Information provided:
++++++++

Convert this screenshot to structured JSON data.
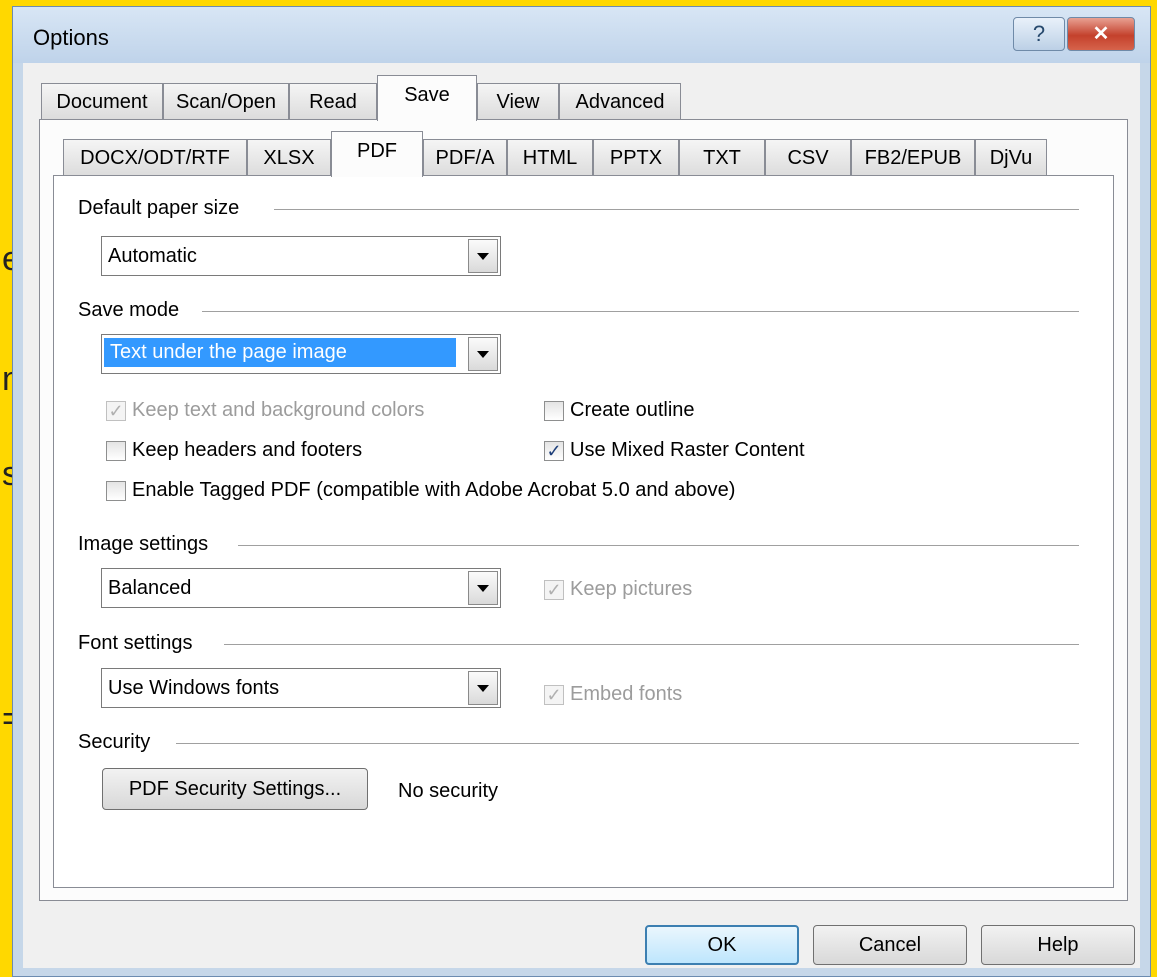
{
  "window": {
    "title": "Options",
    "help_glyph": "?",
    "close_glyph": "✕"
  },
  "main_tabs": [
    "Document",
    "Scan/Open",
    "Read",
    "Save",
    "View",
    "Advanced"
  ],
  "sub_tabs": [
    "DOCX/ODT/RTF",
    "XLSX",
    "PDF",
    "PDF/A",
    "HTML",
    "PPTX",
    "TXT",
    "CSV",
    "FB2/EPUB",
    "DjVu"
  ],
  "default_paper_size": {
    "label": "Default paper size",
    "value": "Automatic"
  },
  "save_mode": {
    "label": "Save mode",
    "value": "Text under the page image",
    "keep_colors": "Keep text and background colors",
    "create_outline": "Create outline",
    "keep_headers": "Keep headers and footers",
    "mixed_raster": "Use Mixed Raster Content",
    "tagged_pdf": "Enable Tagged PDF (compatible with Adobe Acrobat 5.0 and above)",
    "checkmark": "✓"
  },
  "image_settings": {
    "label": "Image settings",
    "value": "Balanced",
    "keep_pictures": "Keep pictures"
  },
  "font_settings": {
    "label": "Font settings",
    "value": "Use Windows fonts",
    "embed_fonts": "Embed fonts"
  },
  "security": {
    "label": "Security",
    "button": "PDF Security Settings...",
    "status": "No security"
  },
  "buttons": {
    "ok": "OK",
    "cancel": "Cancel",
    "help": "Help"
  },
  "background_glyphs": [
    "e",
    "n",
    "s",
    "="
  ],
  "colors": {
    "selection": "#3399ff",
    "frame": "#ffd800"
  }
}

++++++++

Task goal: Go through the listing above and return every line where the word "label" occurs.

Complete output:
    "label": "Default paper size",
    "label": "Save mode",
    "label": "Image settings",
    "label": "Font settings",
    "label": "Security",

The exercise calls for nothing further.